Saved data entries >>
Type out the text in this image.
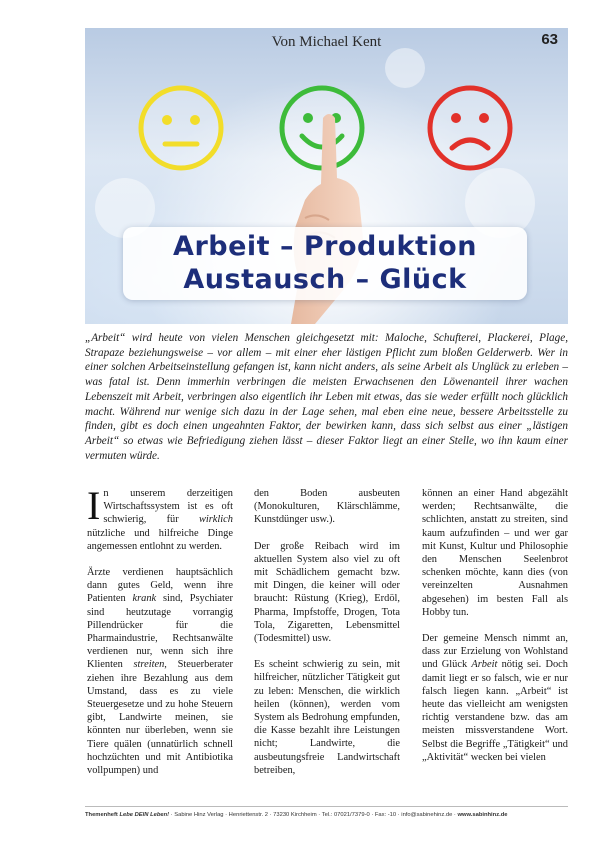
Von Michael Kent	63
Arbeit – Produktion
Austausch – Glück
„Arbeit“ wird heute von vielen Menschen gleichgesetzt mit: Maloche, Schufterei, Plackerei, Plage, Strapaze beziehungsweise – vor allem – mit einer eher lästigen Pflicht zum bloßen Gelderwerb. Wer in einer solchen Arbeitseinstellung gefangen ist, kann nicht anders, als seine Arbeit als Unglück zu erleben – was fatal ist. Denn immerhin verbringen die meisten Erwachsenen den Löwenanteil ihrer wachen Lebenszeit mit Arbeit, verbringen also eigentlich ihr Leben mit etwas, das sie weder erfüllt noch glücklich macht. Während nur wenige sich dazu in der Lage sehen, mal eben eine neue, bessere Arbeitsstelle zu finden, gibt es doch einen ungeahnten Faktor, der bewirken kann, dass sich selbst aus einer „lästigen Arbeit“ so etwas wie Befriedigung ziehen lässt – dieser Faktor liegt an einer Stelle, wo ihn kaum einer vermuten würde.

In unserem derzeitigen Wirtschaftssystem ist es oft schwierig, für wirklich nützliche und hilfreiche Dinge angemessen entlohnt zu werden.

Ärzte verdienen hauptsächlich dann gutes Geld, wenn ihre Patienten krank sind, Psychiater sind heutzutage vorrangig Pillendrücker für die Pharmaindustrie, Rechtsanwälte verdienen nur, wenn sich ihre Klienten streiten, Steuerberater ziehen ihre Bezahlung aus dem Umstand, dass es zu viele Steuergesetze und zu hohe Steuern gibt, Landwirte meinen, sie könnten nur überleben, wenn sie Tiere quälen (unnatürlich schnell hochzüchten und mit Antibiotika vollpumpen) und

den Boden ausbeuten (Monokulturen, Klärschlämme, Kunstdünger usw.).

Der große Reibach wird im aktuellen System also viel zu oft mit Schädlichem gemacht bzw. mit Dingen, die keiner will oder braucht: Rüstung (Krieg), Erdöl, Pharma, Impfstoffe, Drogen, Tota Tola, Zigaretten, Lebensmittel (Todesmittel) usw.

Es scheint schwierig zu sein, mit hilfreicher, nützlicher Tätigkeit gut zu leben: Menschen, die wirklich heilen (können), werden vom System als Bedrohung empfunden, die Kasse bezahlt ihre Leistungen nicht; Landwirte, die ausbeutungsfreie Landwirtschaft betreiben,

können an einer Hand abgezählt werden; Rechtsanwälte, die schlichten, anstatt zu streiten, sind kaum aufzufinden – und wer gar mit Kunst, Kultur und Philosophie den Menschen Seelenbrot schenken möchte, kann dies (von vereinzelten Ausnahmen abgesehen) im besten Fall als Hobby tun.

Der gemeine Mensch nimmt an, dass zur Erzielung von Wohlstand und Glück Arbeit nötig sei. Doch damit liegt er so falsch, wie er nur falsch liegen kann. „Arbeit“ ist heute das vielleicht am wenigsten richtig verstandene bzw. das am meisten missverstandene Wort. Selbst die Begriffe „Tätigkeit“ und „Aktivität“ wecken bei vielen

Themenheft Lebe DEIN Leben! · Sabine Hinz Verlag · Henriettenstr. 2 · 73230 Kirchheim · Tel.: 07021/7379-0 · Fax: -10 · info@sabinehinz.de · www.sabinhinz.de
--
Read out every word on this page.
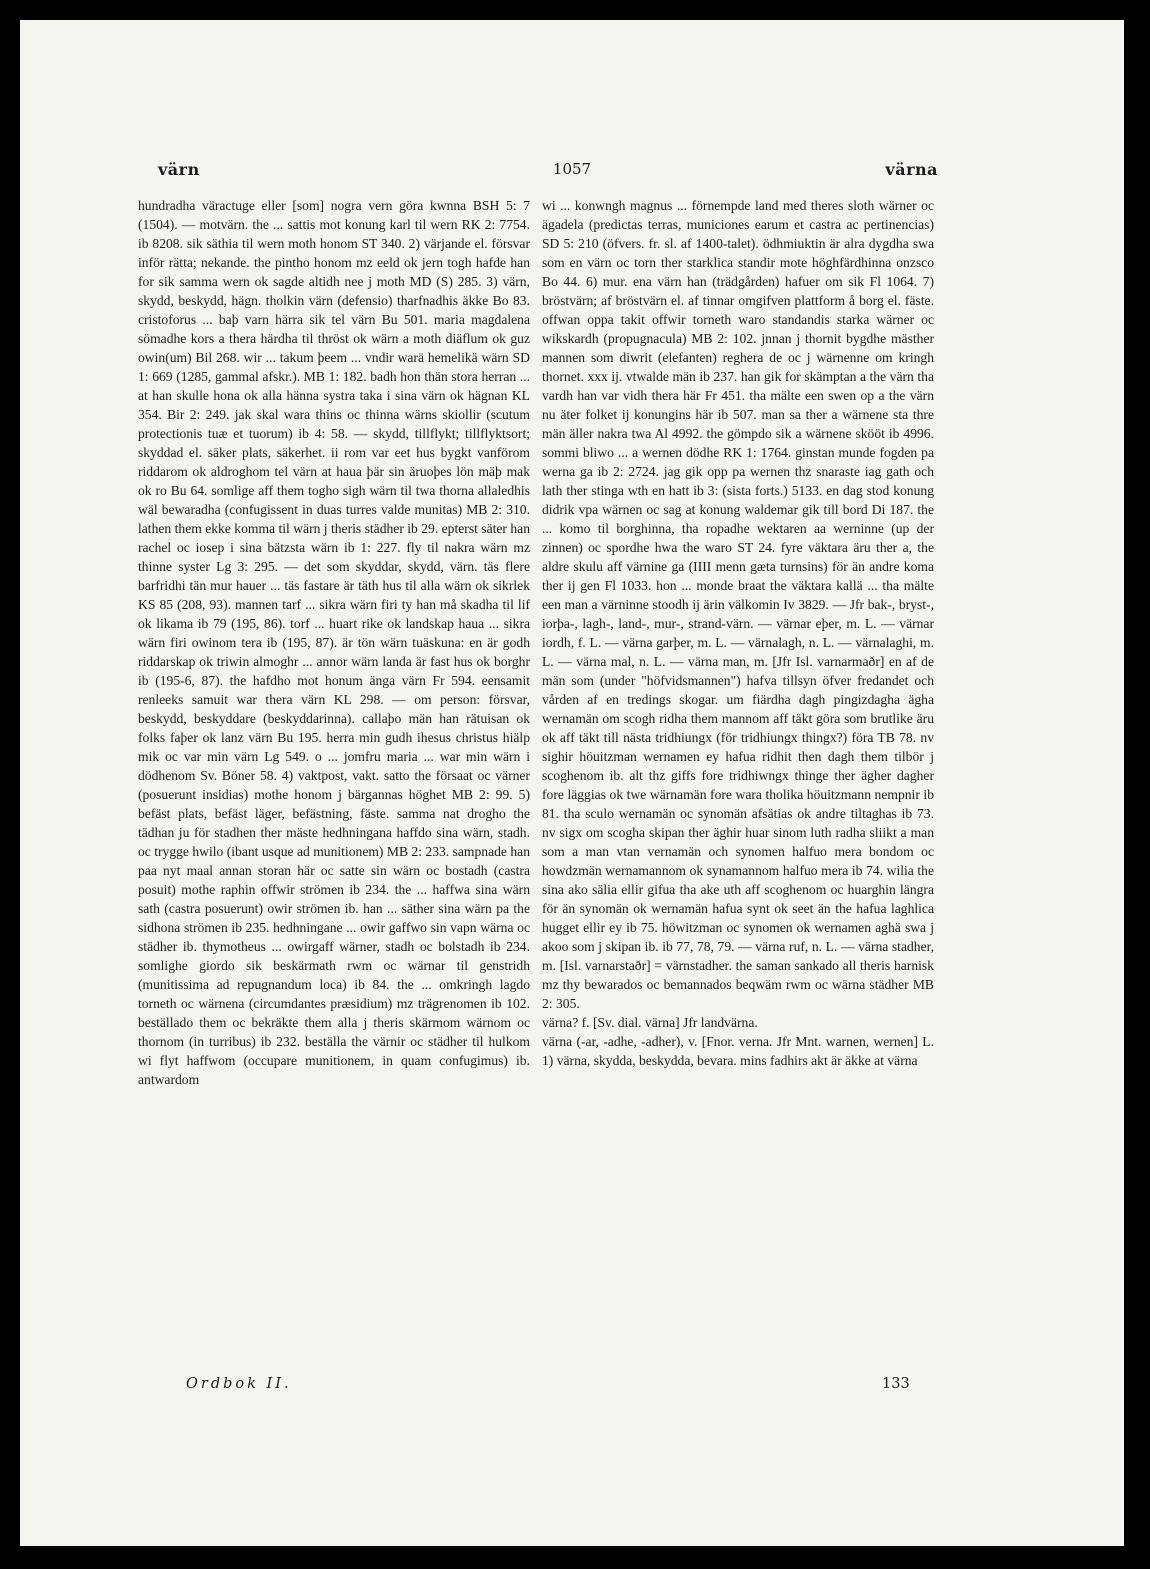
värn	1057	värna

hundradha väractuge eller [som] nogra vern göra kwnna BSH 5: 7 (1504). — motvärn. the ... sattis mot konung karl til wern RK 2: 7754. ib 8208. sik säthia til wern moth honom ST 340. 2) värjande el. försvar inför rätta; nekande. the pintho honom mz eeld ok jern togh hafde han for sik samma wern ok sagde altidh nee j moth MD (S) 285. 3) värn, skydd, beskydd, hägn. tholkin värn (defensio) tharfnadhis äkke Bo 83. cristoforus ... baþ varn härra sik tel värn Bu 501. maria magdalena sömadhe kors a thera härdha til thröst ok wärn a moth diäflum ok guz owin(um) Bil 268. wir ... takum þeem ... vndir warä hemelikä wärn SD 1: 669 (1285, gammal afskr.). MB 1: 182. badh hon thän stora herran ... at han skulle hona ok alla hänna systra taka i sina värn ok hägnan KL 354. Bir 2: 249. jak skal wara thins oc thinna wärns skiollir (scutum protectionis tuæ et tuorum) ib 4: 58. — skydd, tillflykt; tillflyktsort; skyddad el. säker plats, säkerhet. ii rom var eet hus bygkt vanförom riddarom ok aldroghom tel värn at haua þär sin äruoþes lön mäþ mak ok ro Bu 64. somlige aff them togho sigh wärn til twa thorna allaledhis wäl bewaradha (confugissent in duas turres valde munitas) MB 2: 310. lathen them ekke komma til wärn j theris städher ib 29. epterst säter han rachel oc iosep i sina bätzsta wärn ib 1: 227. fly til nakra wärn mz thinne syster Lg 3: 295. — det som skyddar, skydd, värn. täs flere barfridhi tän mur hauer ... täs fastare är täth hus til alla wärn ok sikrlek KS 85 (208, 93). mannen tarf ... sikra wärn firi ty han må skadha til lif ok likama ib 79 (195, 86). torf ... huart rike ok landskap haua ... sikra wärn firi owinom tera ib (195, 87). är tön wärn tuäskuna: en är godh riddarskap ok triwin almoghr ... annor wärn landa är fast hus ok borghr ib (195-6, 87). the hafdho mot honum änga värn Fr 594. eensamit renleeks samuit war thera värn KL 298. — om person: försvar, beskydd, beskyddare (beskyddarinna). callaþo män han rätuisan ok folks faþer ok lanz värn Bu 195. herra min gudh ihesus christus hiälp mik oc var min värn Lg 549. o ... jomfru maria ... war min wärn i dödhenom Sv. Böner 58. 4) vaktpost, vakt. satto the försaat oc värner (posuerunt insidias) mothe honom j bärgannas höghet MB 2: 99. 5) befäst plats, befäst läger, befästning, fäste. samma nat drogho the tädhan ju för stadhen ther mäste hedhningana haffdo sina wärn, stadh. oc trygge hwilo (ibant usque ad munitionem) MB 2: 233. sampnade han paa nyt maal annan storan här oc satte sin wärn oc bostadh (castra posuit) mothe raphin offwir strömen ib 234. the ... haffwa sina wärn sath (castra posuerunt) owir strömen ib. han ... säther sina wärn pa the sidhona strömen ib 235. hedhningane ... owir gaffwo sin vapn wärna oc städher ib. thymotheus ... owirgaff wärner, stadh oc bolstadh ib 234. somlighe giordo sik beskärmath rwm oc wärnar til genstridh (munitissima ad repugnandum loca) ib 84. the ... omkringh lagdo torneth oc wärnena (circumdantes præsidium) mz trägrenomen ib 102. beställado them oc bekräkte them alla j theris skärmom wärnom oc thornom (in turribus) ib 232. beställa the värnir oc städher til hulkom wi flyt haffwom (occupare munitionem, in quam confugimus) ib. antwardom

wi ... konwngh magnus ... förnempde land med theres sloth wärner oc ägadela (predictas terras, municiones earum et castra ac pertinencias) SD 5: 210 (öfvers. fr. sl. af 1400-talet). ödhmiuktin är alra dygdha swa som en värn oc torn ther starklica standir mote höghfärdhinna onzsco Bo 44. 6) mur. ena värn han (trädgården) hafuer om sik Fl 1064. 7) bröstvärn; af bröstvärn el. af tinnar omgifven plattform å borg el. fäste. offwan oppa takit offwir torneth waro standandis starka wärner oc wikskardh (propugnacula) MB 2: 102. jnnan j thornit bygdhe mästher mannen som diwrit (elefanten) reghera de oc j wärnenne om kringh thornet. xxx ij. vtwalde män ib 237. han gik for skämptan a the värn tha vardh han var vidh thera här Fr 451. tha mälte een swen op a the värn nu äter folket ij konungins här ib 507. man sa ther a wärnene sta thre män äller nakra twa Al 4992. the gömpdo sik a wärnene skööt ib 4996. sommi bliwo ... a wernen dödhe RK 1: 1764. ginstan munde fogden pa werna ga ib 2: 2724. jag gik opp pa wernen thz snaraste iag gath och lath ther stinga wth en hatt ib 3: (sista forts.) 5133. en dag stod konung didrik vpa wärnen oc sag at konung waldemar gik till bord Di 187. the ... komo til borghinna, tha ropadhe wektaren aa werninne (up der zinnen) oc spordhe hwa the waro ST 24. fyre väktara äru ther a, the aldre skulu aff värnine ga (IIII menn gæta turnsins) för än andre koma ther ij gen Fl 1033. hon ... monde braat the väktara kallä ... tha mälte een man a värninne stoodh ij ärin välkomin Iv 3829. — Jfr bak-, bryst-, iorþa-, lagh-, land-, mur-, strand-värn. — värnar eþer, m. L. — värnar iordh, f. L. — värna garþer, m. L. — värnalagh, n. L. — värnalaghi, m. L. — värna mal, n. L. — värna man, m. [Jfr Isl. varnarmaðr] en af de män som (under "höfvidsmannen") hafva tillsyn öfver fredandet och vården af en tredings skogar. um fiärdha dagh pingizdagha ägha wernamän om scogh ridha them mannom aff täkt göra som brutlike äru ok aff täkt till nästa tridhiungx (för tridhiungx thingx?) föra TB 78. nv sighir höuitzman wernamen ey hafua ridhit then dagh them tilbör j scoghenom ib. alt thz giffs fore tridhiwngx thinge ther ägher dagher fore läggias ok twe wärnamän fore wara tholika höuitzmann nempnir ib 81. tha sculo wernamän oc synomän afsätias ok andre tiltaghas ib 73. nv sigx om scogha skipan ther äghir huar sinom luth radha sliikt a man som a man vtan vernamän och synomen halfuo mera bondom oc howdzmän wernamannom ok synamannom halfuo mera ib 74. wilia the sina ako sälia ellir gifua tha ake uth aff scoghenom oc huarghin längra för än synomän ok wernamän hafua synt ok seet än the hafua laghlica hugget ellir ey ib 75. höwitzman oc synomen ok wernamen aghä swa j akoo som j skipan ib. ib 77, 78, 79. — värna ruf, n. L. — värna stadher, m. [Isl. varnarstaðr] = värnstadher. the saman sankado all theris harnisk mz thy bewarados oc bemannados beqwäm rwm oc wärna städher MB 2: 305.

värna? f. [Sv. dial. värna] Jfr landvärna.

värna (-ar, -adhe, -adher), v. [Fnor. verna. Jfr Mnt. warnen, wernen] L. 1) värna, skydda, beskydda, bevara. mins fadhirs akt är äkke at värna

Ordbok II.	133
--
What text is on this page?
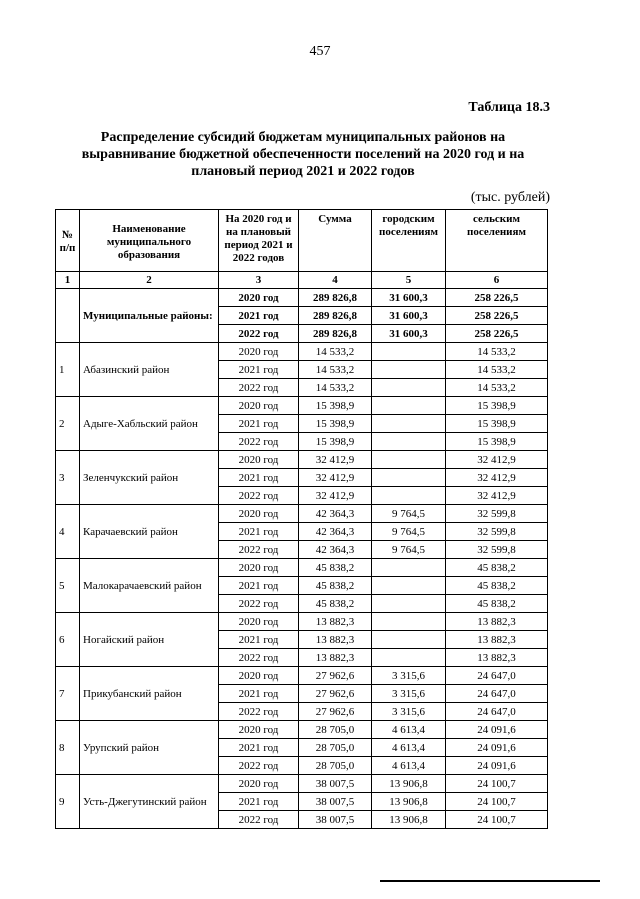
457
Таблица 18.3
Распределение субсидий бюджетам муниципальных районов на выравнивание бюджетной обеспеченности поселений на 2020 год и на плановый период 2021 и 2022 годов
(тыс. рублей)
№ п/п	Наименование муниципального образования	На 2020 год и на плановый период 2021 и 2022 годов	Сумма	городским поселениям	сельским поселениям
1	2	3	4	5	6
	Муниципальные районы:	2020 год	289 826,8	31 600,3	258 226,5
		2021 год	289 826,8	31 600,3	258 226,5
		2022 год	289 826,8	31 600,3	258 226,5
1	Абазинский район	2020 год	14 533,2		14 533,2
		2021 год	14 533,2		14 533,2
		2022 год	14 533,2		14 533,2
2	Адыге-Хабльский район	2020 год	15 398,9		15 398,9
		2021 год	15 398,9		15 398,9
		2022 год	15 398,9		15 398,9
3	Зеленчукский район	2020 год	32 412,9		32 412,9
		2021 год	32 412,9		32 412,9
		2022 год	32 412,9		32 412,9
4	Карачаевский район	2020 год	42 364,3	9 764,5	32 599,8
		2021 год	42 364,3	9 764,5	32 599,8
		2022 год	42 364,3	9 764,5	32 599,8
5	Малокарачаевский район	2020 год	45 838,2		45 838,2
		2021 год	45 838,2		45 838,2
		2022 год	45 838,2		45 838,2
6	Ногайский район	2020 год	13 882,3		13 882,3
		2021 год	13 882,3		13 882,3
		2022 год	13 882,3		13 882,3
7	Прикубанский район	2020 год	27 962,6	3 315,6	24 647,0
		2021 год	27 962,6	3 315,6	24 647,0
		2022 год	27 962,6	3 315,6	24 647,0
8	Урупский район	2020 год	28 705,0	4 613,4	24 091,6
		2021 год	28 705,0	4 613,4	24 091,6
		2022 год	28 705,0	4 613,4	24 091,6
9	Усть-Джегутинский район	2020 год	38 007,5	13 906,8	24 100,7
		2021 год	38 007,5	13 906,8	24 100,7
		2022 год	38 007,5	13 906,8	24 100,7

Set exercise >>
Your answer should be one number: the count of lines in the data above that include the word "meisten".

Answer >>
2